> **CHALLENGES**:
(A) From the Natchez face-painting article, reproduce the passage starting with "Many of her" and going on through "year after year.".
(B) Carry on the Natchez Mardi Gras face-painting article from the point where it stops.

> **EXTRACT**:
########################################

And about 16 years ago, she started doing the same thing in Natchez.

O’Neil has a nephew in town — Windell Weeden — and she came to a Natchez Mardi Gras ball with him.

“They said we had a parade here, and they said ‘come on,’” she said.

Sixteen years later, O’Neil had a long line forming at Bowie’s Tavern by 2 p.m. Friday, four hours before the Krewe of Alpheus parade was scheduled to begin.

She paints in glitter, mostly feathers around the eyes or fleur-de-lis on the cheek. But if you’d like, she’ll do a full face. Something called the Mask of Midnight is her most popular face art.

Many of her Natchez faces are repeat customers.

“It makes you feel beautiful for a night,” Leslie Keahey said as O’Neil filled her face with color.

Keahey is a part of the Krewe of Alpheus and was in line with most of the other krewe members.

“She’s been painting me for years,” she said.

Alphonse Coco was one of the few men in line Friday, and he too comes back year after year.

“It’s fun, and it’s different,” he said. “We are supposed to wear a mask to the parade and this counts. She does a good job and a quick job.”

########################################

> **EXCERPTED DATA**:
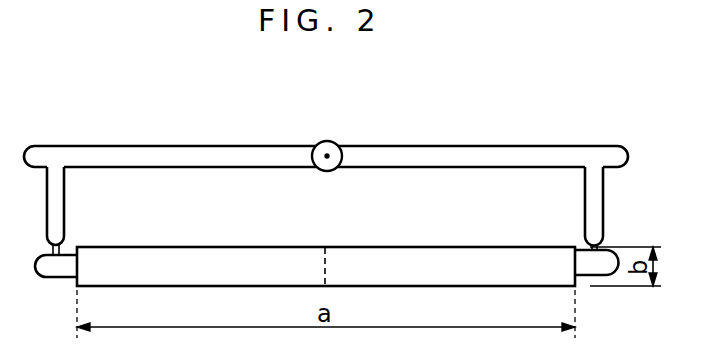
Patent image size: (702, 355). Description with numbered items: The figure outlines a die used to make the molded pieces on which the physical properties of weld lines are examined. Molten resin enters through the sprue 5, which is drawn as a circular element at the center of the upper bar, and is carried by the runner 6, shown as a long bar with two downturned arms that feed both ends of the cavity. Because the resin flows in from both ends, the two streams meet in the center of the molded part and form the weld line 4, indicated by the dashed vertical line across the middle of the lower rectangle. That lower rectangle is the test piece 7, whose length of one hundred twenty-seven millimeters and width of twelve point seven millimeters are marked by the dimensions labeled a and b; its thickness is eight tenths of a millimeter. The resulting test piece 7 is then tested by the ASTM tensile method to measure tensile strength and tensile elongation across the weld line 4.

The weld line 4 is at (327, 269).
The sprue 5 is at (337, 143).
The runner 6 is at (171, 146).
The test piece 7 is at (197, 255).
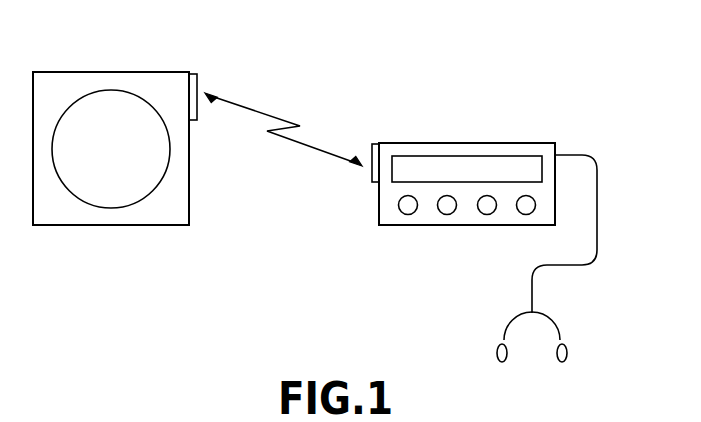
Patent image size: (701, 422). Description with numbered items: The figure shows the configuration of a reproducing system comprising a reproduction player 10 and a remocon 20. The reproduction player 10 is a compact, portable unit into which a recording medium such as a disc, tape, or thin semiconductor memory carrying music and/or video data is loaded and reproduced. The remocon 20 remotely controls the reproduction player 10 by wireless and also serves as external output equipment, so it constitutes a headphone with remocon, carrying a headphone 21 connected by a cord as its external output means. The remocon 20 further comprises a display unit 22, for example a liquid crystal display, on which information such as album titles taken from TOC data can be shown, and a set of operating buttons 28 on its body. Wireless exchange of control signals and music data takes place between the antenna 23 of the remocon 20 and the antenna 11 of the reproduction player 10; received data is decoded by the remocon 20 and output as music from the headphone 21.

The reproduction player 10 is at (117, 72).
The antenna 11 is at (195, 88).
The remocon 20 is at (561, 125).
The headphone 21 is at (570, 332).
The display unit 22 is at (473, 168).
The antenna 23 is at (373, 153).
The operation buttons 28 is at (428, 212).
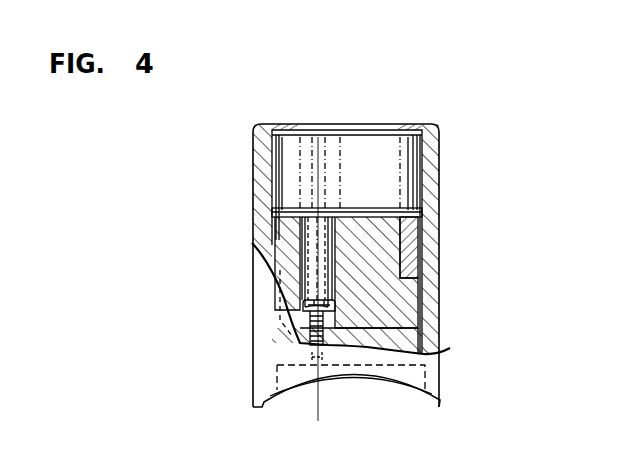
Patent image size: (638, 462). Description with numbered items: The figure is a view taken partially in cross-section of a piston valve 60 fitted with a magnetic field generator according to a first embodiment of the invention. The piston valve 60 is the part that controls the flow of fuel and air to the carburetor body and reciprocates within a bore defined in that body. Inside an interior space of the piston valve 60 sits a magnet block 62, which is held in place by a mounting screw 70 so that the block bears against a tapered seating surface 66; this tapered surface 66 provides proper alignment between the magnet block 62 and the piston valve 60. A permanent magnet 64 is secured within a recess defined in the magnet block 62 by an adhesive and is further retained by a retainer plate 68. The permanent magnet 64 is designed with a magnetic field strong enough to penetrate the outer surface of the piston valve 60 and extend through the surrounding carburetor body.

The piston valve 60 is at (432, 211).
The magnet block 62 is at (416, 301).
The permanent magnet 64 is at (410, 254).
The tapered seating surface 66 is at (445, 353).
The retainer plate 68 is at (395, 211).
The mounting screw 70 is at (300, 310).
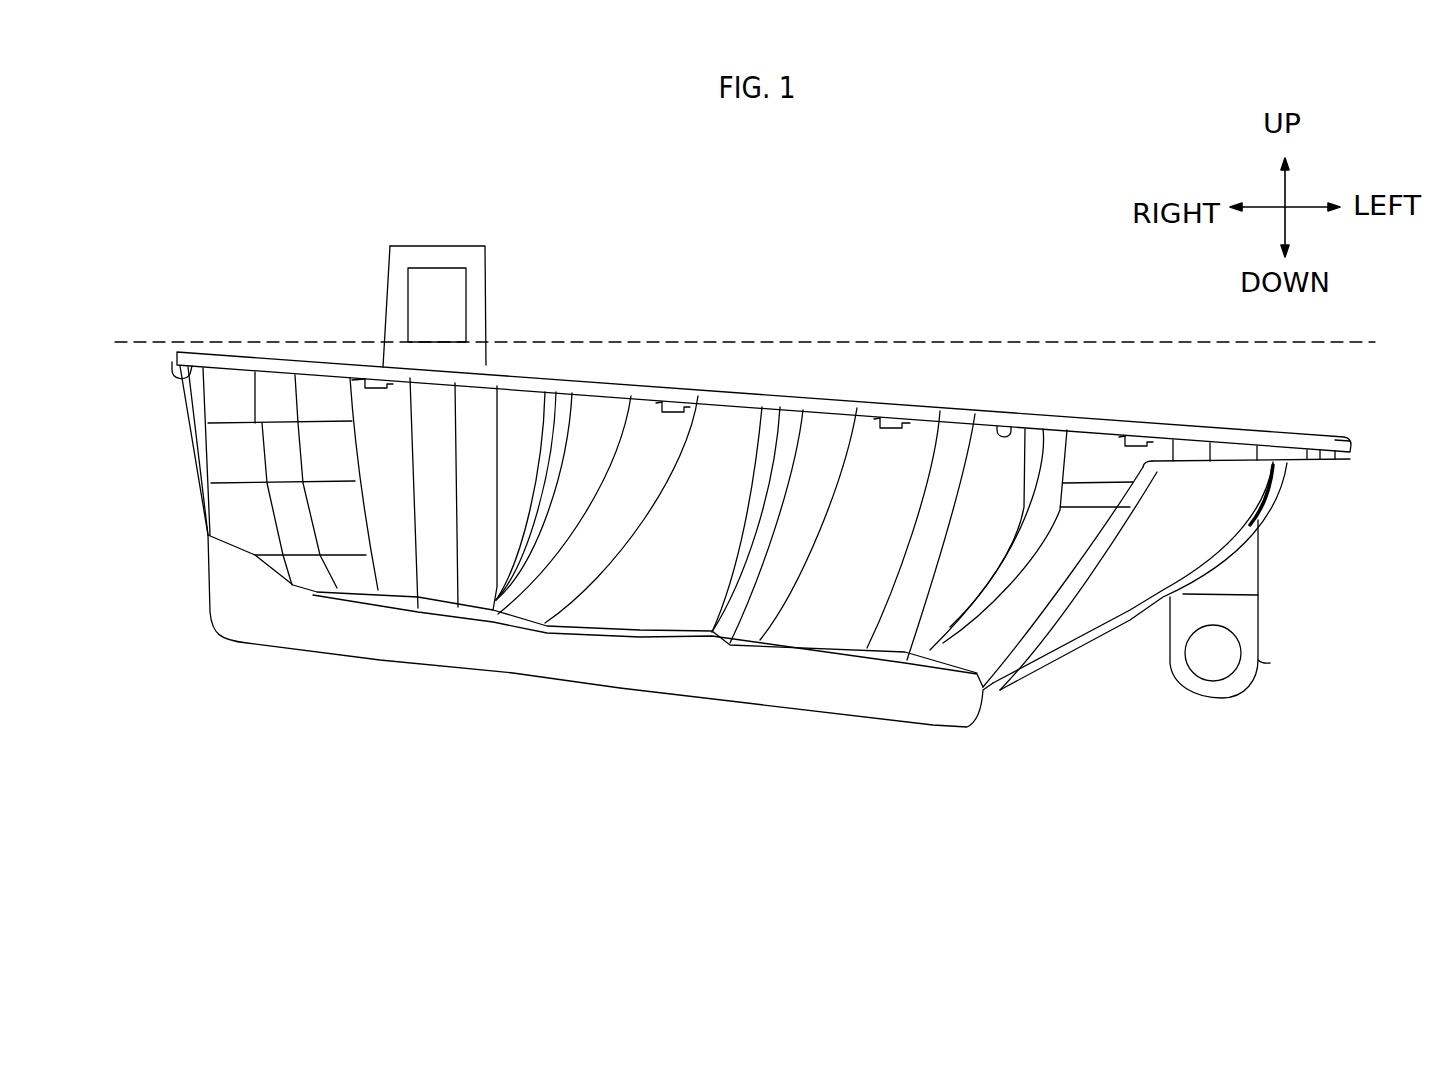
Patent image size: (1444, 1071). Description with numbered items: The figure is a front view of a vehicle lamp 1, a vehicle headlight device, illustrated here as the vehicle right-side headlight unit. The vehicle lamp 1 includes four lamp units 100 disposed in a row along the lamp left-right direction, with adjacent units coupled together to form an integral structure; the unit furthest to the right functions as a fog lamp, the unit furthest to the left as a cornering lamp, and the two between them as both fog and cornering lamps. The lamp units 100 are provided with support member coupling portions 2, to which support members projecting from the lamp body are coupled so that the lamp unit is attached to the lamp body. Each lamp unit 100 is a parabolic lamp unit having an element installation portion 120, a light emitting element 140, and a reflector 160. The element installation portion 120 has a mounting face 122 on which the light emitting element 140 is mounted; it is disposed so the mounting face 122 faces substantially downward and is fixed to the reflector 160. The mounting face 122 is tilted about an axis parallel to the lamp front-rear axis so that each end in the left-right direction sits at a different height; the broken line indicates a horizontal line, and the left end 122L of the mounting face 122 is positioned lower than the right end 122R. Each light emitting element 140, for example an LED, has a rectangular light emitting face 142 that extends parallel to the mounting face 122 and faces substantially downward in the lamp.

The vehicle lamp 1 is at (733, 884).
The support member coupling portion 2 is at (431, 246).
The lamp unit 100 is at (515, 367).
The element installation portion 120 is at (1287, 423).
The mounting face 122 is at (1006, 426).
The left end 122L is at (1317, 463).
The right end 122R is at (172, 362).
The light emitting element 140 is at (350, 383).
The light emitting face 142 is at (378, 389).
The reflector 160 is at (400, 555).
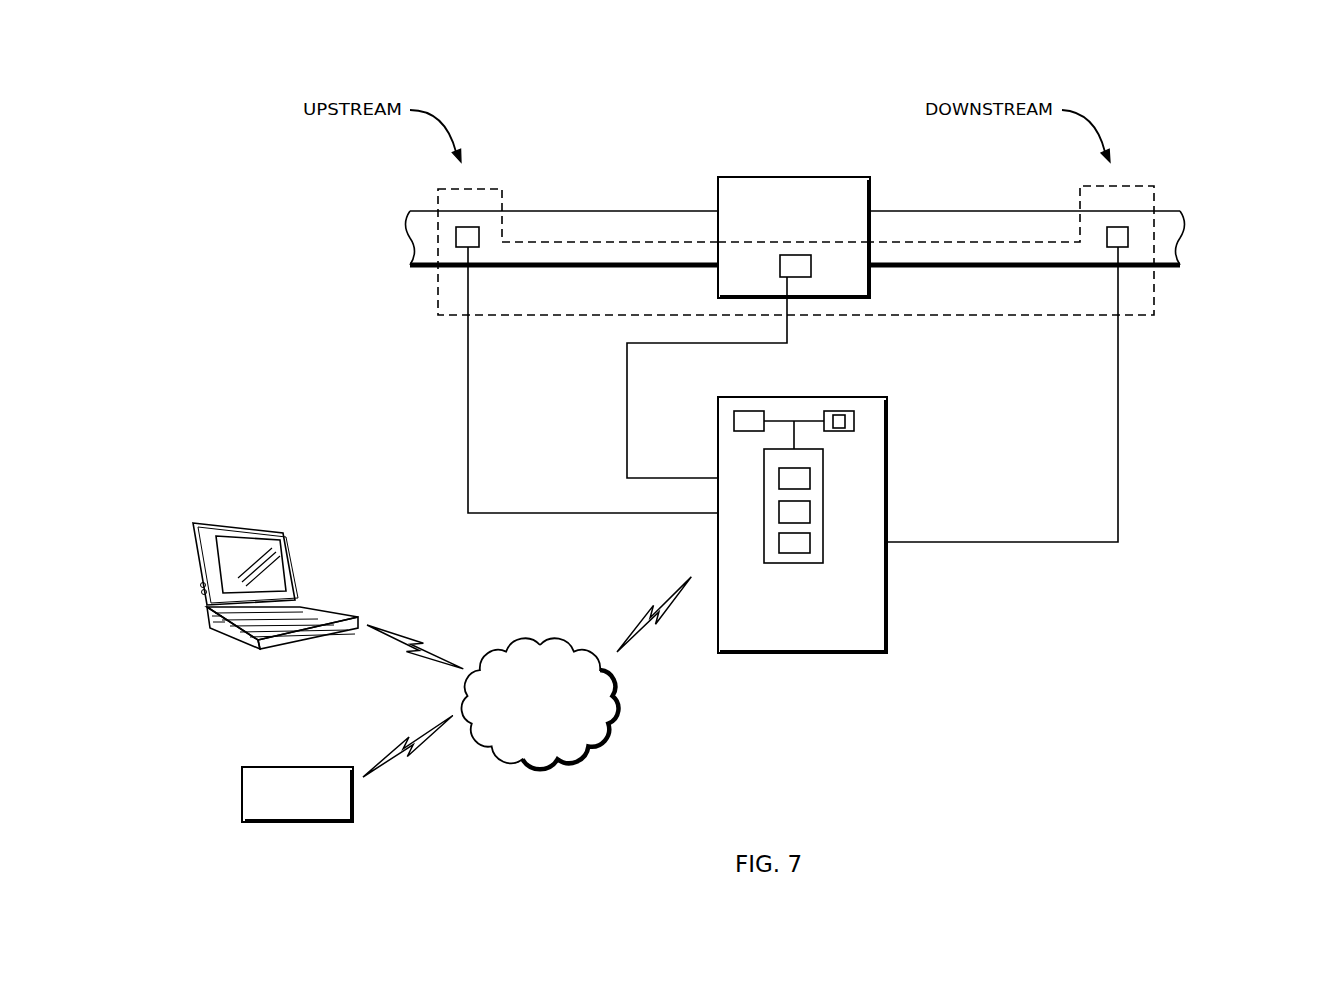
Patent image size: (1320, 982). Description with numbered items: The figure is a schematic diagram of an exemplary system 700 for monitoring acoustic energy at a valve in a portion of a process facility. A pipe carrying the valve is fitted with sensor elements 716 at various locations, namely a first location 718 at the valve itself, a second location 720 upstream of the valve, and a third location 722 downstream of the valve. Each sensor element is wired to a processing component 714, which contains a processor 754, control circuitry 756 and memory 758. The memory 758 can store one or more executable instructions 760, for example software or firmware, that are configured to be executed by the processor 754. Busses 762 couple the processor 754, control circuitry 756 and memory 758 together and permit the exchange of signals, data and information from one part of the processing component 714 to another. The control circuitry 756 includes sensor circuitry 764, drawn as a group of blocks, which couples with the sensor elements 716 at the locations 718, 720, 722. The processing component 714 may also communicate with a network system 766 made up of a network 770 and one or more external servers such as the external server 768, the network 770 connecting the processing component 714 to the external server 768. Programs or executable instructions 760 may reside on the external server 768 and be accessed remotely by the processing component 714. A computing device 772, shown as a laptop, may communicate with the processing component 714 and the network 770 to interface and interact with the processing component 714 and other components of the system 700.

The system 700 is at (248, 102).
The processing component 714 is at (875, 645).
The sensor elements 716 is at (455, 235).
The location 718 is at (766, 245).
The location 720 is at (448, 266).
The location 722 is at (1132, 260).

########################################

> **PER-TASK OUTPUTS**:
(A)
Many of her Natchez faces are repeat customers.

“It makes you feel beautiful for a night,” Leslie Keahey said as O’Neil filled her face with color.

Keahey is a part of the Krewe of Alpheus and was in line with most of the other krewe members.

“She’s been painting me for years,” she said.

Alphonse Coco was one of the few men in line Friday, and he too comes back year after year.

(B)
O’Neil, who has a degree in education and a minor in art, got her start in the makeup world working for a man in New Orleans who started his own makeup company. First they sold their products, then they began painting faces.

“We were probably the first face painters in New Orleans,” she said. “First we painted ourselves, then people asked about it. That’s when he decided to go into makeup.”

She does makeup for TV and film, balls and Halloween or Mardi Gras themes. She considers herself a freelance makeup artist.

In Natchez, masks and eye designs cost $20. A full face is $25. The prices are higher in New Orleans.

O’Neil painted at the Corner Bar for years, before finding a new spot at Bowie’s. And she has painted for the Krewe of Phoenix parade before, but said she had not decided whether she’d come back for the Feb. 1 parade or not.